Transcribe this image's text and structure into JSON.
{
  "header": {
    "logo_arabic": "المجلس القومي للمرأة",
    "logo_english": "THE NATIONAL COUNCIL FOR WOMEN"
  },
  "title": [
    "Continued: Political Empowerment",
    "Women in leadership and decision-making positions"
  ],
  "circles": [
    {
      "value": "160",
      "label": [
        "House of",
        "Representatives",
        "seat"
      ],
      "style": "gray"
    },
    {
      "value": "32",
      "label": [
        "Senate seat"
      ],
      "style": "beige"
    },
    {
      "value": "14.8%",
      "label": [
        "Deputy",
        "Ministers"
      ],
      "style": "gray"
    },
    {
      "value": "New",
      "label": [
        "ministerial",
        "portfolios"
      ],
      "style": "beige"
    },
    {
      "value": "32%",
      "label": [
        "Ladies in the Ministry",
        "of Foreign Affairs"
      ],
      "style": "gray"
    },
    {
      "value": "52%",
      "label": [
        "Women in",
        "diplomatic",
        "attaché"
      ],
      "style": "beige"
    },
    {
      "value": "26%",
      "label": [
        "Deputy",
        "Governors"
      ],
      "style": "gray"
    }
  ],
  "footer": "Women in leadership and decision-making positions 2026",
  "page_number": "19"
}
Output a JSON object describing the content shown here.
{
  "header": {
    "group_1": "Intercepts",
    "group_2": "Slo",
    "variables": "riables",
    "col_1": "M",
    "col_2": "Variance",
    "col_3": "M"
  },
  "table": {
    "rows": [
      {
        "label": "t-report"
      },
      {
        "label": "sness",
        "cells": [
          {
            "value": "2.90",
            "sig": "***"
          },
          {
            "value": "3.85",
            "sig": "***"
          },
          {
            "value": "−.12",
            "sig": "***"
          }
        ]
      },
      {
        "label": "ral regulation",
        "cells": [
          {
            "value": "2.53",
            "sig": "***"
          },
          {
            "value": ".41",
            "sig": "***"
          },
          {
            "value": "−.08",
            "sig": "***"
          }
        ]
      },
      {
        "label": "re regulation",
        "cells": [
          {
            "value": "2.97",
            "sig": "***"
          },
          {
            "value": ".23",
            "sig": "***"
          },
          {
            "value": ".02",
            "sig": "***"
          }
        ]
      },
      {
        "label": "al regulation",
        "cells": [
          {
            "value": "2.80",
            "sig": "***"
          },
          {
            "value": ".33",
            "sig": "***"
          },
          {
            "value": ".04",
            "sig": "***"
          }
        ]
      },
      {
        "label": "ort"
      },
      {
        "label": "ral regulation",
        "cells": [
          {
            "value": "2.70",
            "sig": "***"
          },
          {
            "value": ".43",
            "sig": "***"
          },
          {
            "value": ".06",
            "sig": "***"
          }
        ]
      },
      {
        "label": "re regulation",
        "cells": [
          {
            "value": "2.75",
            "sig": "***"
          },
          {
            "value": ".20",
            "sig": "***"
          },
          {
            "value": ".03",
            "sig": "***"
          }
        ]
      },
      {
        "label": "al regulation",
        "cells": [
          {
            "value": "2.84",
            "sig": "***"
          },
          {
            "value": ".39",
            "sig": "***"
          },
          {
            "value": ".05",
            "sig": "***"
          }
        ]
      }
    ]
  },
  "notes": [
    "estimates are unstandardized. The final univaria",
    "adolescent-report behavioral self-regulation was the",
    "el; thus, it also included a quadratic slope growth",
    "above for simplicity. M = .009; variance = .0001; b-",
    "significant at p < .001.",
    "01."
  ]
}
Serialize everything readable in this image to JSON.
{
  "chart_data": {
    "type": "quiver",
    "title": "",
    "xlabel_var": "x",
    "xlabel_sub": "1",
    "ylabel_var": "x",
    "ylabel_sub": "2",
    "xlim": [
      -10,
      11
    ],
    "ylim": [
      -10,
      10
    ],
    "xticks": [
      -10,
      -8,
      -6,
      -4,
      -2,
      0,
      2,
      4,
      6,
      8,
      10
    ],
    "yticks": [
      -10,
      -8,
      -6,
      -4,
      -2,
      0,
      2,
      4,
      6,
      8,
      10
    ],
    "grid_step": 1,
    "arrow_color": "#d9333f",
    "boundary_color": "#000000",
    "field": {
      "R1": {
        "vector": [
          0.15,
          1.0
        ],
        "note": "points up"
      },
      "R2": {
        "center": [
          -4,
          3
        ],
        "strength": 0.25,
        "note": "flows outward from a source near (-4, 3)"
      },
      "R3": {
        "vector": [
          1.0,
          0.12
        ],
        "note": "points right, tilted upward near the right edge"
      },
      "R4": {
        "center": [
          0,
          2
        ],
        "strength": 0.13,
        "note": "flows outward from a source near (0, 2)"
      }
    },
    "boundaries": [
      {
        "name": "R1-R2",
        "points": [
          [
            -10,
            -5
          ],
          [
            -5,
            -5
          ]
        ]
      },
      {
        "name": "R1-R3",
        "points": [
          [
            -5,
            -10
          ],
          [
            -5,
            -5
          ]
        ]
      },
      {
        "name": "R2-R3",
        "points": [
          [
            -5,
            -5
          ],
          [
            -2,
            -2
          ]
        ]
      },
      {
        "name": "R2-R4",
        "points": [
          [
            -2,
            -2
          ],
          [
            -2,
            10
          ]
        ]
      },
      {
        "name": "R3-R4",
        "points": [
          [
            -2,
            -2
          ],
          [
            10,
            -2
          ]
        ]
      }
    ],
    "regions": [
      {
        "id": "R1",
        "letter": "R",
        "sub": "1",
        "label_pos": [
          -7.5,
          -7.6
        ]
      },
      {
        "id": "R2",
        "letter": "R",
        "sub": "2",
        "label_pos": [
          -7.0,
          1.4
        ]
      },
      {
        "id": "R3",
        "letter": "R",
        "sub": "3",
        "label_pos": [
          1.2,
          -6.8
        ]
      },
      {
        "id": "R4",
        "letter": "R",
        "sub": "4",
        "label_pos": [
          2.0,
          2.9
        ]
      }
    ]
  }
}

+++

Return each line that includes "leadership".

    "Women in leadership and decision-making positions"
  "footer": "Women in leadership and decision-making positions 2026",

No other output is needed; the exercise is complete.